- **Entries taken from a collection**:

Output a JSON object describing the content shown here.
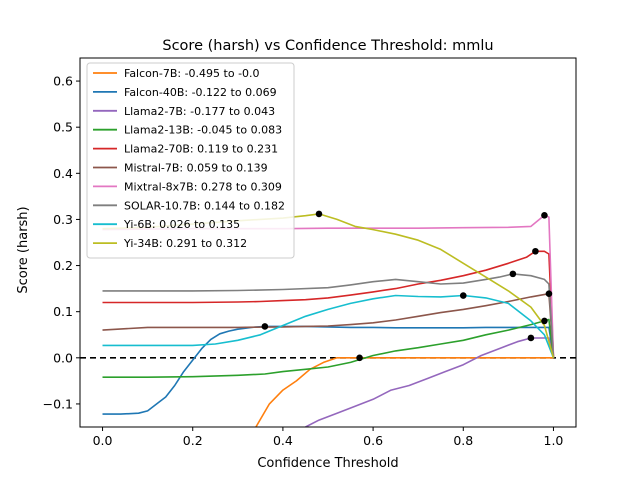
{
  "chart_data": {
    "type": "line",
    "title": "Score (harsh) vs Confidence Threshold: mmlu",
    "xlabel": "Confidence Threshold",
    "ylabel": "Score (harsh)",
    "xlim": [
      -0.05,
      1.05
    ],
    "ylim": [
      -0.15,
      0.65
    ],
    "xticks": [
      0.0,
      0.2,
      0.4,
      0.6,
      0.8,
      1.0
    ],
    "xtick_labels": [
      "0.0",
      "0.2",
      "0.4",
      "0.6",
      "0.8",
      "1.0"
    ],
    "yticks": [
      -0.1,
      0.0,
      0.1,
      0.2,
      0.3,
      0.4,
      0.5,
      0.6
    ],
    "ytick_labels": [
      "−0.1",
      "0.0",
      "0.1",
      "0.2",
      "0.3",
      "0.4",
      "0.5",
      "0.6"
    ],
    "grid": false,
    "legend_position": "top-left",
    "baseline": {
      "y": 0.0,
      "style": "dashed",
      "color": "#000000"
    },
    "series": [
      {
        "name": "Falcon-7B: -0.495 to -0.0",
        "color": "#ff7f0e",
        "x": [
          0.34,
          0.37,
          0.4,
          0.43,
          0.46,
          0.49,
          0.52,
          0.55,
          0.57,
          0.6,
          0.65,
          0.7,
          0.75,
          0.8,
          0.85,
          0.9,
          0.95,
          0.99,
          1.0
        ],
        "y": [
          -0.15,
          -0.1,
          -0.07,
          -0.05,
          -0.025,
          -0.01,
          0.0,
          0.0,
          0.0,
          0.0,
          0.0,
          0.0,
          0.0,
          0.0,
          0.0,
          0.0,
          0.0,
          0.0,
          0.0
        ],
        "marker": {
          "x": 0.57,
          "y": 0.0
        }
      },
      {
        "name": "Falcon-40B: -0.122 to 0.069",
        "color": "#1f77b4",
        "x": [
          0.0,
          0.04,
          0.08,
          0.1,
          0.12,
          0.14,
          0.16,
          0.18,
          0.2,
          0.22,
          0.24,
          0.26,
          0.28,
          0.3,
          0.33,
          0.36,
          0.4,
          0.45,
          0.5,
          0.55,
          0.6,
          0.65,
          0.7,
          0.75,
          0.8,
          0.85,
          0.9,
          0.95,
          0.99,
          1.0
        ],
        "y": [
          -0.122,
          -0.122,
          -0.12,
          -0.115,
          -0.1,
          -0.085,
          -0.06,
          -0.03,
          -0.005,
          0.02,
          0.04,
          0.052,
          0.058,
          0.062,
          0.066,
          0.068,
          0.068,
          0.068,
          0.067,
          0.066,
          0.066,
          0.065,
          0.065,
          0.065,
          0.065,
          0.066,
          0.066,
          0.066,
          0.066,
          0.0
        ],
        "marker": {
          "x": 0.36,
          "y": 0.068
        }
      },
      {
        "name": "Llama2-7B: -0.177 to 0.043",
        "color": "#9467bd",
        "x": [
          0.45,
          0.48,
          0.52,
          0.56,
          0.6,
          0.64,
          0.68,
          0.72,
          0.76,
          0.8,
          0.84,
          0.88,
          0.92,
          0.95,
          0.99,
          1.0
        ],
        "y": [
          -0.15,
          -0.135,
          -0.12,
          -0.105,
          -0.09,
          -0.07,
          -0.06,
          -0.045,
          -0.03,
          -0.015,
          0.005,
          0.02,
          0.035,
          0.043,
          0.043,
          0.0
        ],
        "marker": {
          "x": 0.95,
          "y": 0.043
        }
      },
      {
        "name": "Llama2-13B: -0.045 to 0.083",
        "color": "#2ca02c",
        "x": [
          0.0,
          0.1,
          0.2,
          0.3,
          0.36,
          0.4,
          0.45,
          0.5,
          0.55,
          0.6,
          0.65,
          0.7,
          0.75,
          0.8,
          0.85,
          0.9,
          0.95,
          0.98,
          0.99,
          1.0
        ],
        "y": [
          -0.042,
          -0.042,
          -0.041,
          -0.038,
          -0.035,
          -0.03,
          -0.025,
          -0.02,
          -0.01,
          0.005,
          0.015,
          0.022,
          0.03,
          0.038,
          0.05,
          0.06,
          0.072,
          0.08,
          0.083,
          0.0
        ],
        "marker": {
          "x": 0.98,
          "y": 0.08
        }
      },
      {
        "name": "Llama2-70B: 0.119 to 0.231",
        "color": "#d62728",
        "x": [
          0.0,
          0.1,
          0.2,
          0.3,
          0.35,
          0.4,
          0.45,
          0.5,
          0.55,
          0.6,
          0.65,
          0.7,
          0.75,
          0.8,
          0.85,
          0.9,
          0.94,
          0.96,
          0.98,
          0.99,
          1.0
        ],
        "y": [
          0.12,
          0.12,
          0.12,
          0.121,
          0.122,
          0.124,
          0.126,
          0.13,
          0.136,
          0.143,
          0.15,
          0.16,
          0.168,
          0.178,
          0.19,
          0.205,
          0.218,
          0.231,
          0.231,
          0.225,
          0.0
        ],
        "marker": {
          "x": 0.96,
          "y": 0.231
        }
      },
      {
        "name": "Mistral-7B: 0.059 to 0.139",
        "color": "#8c564b",
        "x": [
          0.0,
          0.1,
          0.2,
          0.3,
          0.4,
          0.45,
          0.5,
          0.55,
          0.6,
          0.65,
          0.7,
          0.75,
          0.8,
          0.85,
          0.9,
          0.95,
          0.99,
          1.0
        ],
        "y": [
          0.06,
          0.066,
          0.066,
          0.066,
          0.067,
          0.068,
          0.069,
          0.072,
          0.076,
          0.082,
          0.09,
          0.098,
          0.105,
          0.113,
          0.122,
          0.132,
          0.139,
          0.0
        ],
        "marker": {
          "x": 0.99,
          "y": 0.139
        }
      },
      {
        "name": "Mixtral-8x7B: 0.278 to 0.309",
        "color": "#e377c2",
        "x": [
          0.0,
          0.1,
          0.2,
          0.3,
          0.4,
          0.5,
          0.6,
          0.7,
          0.8,
          0.9,
          0.95,
          0.98,
          0.99,
          1.0
        ],
        "y": [
          0.278,
          0.279,
          0.28,
          0.28,
          0.28,
          0.281,
          0.281,
          0.281,
          0.282,
          0.283,
          0.285,
          0.309,
          0.305,
          0.0
        ],
        "marker": {
          "x": 0.98,
          "y": 0.309
        }
      },
      {
        "name": "SOLAR-10.7B: 0.144 to 0.182",
        "color": "#7f7f7f",
        "x": [
          0.0,
          0.1,
          0.2,
          0.3,
          0.4,
          0.5,
          0.55,
          0.6,
          0.65,
          0.7,
          0.75,
          0.8,
          0.85,
          0.88,
          0.91,
          0.95,
          0.98,
          0.99,
          1.0
        ],
        "y": [
          0.145,
          0.145,
          0.145,
          0.146,
          0.148,
          0.152,
          0.158,
          0.165,
          0.17,
          0.165,
          0.16,
          0.162,
          0.17,
          0.175,
          0.182,
          0.178,
          0.17,
          0.16,
          0.0
        ],
        "marker": {
          "x": 0.91,
          "y": 0.182
        }
      },
      {
        "name": "Yi-6B: 0.026 to 0.135",
        "color": "#17becf",
        "x": [
          0.0,
          0.1,
          0.2,
          0.25,
          0.3,
          0.35,
          0.4,
          0.45,
          0.5,
          0.55,
          0.6,
          0.65,
          0.7,
          0.75,
          0.8,
          0.85,
          0.9,
          0.95,
          0.98,
          1.0
        ],
        "y": [
          0.027,
          0.027,
          0.027,
          0.03,
          0.038,
          0.05,
          0.07,
          0.09,
          0.105,
          0.118,
          0.128,
          0.135,
          0.133,
          0.132,
          0.135,
          0.13,
          0.118,
          0.08,
          0.05,
          0.0
        ],
        "marker": {
          "x": 0.8,
          "y": 0.135
        }
      },
      {
        "name": "Yi-34B: 0.291 to 0.312",
        "color": "#bcbd22",
        "x": [
          0.0,
          0.1,
          0.2,
          0.3,
          0.35,
          0.4,
          0.45,
          0.48,
          0.52,
          0.56,
          0.6,
          0.65,
          0.7,
          0.75,
          0.8,
          0.85,
          0.9,
          0.95,
          0.98,
          1.0
        ],
        "y": [
          0.28,
          0.283,
          0.29,
          0.297,
          0.3,
          0.303,
          0.308,
          0.312,
          0.3,
          0.285,
          0.278,
          0.268,
          0.255,
          0.235,
          0.205,
          0.175,
          0.145,
          0.11,
          0.07,
          0.0
        ],
        "marker": {
          "x": 0.48,
          "y": 0.312
        }
      }
    ]
  }
}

- **TASK OBJECTIVE**: Copy every line from the entries that contains the word "Falcon".

- **WRITTEN SOLUTION**:
        "name": "Falcon-7B: -0.495 to -0.0",
        "name": "Falcon-40B: -0.122 to 0.069",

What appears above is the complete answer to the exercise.